┏━━
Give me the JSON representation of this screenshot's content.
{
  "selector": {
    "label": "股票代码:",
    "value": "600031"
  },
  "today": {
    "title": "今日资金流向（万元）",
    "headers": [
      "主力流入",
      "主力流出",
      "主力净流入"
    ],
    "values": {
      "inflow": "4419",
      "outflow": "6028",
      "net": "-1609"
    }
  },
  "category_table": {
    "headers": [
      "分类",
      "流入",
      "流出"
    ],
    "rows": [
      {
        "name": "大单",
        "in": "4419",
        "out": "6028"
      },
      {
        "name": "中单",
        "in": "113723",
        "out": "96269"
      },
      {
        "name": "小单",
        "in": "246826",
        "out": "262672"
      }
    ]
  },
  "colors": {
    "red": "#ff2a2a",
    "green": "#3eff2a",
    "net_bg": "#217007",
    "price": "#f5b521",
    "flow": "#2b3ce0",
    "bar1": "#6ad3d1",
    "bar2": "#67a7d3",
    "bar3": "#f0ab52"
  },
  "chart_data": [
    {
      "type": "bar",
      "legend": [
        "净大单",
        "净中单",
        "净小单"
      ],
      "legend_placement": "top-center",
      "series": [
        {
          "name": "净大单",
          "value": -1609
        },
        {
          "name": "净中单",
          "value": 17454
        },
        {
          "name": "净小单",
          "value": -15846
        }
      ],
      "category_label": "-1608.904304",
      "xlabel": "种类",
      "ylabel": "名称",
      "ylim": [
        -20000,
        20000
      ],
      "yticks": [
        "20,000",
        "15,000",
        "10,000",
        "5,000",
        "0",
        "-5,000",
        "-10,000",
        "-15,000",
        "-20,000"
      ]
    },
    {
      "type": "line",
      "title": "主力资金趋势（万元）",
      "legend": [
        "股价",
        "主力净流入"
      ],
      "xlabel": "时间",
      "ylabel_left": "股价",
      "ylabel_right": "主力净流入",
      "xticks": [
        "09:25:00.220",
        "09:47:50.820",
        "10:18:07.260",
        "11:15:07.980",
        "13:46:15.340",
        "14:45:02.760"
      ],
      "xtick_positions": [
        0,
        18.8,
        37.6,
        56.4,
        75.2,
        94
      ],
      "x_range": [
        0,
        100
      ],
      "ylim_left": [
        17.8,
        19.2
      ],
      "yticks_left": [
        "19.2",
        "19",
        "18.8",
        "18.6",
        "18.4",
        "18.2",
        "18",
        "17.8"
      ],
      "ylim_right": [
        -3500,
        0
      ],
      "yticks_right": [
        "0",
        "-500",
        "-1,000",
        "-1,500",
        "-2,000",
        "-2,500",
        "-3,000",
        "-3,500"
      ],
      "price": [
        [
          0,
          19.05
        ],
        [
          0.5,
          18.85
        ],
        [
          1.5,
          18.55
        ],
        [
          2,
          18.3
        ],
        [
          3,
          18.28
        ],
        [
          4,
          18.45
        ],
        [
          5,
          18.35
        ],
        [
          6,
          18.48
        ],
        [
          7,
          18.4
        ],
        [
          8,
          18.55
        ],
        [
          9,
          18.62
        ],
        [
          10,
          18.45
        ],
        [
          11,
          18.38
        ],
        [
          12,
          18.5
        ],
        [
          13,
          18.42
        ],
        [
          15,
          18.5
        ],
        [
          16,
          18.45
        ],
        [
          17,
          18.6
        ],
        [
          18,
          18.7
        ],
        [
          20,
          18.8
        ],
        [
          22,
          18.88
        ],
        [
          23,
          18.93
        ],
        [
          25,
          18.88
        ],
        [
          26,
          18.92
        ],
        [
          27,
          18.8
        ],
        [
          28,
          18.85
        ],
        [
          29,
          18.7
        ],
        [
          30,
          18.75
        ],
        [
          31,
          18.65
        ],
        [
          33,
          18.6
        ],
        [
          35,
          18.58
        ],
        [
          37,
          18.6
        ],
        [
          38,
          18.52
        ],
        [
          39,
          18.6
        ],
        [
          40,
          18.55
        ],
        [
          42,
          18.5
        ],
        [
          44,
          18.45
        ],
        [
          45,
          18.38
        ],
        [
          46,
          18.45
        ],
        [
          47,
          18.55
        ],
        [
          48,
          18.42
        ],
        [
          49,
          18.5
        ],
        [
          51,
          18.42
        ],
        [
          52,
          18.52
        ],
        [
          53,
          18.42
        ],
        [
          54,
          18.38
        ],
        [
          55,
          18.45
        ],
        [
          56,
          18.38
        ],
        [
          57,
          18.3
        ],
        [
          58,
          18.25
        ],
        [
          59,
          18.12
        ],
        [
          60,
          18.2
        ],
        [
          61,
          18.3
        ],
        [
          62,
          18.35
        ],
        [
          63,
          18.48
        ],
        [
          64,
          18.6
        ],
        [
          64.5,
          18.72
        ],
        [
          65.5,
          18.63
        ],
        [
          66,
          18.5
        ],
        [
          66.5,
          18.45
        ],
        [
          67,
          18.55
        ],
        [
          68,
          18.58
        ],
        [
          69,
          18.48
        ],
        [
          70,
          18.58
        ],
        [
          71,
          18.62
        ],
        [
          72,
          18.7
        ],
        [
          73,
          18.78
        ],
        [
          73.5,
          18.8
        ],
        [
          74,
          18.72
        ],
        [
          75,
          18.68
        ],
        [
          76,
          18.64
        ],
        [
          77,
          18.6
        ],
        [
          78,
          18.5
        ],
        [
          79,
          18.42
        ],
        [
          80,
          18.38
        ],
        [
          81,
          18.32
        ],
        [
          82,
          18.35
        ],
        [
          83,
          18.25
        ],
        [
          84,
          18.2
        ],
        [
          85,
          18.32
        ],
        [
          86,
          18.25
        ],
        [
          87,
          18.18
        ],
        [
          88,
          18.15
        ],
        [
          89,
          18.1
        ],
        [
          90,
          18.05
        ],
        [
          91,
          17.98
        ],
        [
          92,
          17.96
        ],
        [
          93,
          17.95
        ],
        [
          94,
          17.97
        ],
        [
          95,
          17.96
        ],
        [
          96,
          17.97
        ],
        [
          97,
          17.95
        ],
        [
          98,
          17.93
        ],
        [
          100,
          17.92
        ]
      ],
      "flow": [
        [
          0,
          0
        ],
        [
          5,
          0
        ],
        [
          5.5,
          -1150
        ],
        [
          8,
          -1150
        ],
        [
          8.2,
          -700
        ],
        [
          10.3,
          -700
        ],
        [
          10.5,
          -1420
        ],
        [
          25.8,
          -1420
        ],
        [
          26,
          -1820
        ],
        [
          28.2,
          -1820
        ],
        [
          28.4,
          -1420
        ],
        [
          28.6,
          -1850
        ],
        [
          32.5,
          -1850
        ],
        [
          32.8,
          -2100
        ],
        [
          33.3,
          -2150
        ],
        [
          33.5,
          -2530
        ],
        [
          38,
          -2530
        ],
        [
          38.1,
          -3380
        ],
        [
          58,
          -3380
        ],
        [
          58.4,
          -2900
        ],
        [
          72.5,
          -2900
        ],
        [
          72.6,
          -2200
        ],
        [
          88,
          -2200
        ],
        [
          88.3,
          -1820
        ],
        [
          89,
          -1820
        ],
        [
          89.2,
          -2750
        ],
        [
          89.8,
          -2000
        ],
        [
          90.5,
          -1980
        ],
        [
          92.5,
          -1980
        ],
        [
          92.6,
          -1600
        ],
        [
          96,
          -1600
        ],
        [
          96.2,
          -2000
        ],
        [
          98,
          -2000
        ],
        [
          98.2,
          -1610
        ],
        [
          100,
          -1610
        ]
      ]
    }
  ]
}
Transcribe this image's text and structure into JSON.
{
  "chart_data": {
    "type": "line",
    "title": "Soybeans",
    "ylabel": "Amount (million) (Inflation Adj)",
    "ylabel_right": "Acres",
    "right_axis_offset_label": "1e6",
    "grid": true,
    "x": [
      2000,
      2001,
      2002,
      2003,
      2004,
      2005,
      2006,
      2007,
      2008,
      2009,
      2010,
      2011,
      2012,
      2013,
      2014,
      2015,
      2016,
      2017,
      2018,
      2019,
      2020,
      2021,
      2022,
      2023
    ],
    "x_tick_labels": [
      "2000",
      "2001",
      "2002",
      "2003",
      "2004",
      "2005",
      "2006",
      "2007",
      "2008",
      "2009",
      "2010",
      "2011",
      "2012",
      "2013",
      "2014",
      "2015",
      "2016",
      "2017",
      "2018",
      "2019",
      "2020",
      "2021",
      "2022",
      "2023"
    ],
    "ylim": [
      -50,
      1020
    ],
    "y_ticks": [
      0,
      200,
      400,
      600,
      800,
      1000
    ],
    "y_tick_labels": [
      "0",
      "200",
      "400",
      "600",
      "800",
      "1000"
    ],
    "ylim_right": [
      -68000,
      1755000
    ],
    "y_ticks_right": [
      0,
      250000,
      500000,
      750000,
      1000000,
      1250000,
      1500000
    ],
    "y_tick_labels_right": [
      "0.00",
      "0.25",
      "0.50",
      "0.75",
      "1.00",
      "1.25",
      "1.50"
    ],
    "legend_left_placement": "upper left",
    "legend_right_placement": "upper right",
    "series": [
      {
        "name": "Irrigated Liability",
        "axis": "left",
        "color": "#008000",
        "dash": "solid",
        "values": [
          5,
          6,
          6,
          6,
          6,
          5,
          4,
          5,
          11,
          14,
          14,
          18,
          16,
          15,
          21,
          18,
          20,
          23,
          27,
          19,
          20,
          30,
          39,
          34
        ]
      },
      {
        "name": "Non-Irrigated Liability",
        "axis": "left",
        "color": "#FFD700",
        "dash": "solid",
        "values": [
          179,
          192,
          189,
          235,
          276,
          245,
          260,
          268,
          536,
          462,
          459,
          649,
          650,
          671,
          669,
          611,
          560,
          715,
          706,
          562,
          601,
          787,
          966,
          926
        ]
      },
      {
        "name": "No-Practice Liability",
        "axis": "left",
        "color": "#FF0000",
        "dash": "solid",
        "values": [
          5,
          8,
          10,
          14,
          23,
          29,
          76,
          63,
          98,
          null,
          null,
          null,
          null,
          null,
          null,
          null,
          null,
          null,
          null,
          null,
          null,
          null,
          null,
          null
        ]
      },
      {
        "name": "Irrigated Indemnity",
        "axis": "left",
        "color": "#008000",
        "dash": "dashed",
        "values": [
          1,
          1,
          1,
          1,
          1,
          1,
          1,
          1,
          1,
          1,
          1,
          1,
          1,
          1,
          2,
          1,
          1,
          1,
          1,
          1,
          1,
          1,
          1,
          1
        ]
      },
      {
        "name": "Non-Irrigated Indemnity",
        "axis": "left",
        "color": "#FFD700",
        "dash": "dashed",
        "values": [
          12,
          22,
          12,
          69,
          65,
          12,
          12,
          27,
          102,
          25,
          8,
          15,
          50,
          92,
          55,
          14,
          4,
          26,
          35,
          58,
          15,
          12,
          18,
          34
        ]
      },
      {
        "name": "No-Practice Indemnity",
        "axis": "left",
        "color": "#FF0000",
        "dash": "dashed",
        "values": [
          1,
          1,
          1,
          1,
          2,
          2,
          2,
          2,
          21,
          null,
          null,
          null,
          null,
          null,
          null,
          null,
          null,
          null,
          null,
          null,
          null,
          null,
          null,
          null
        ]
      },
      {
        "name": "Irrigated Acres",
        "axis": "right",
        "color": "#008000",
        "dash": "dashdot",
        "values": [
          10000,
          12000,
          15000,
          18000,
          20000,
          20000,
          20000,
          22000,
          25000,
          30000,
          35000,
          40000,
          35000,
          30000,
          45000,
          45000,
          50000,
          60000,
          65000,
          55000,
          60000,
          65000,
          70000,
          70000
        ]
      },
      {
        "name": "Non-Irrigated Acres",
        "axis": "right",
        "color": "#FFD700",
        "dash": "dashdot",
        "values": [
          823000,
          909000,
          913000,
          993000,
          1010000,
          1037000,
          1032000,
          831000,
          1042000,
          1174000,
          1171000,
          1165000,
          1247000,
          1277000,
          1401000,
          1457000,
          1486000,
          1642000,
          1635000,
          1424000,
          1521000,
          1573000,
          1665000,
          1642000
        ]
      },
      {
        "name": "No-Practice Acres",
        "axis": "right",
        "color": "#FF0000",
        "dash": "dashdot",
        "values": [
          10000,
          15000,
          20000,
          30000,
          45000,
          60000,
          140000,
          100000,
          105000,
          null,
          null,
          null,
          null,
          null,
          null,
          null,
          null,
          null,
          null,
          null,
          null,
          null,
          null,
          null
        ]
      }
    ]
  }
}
┗━━
What needs to be done:
Gather, from the listing above, every line carrying the word "Liability".

Finished task:
        "name": "Irrigated Liability",
        "name": "Non-Irrigated Liability",
        "name": "No-Practice Liability",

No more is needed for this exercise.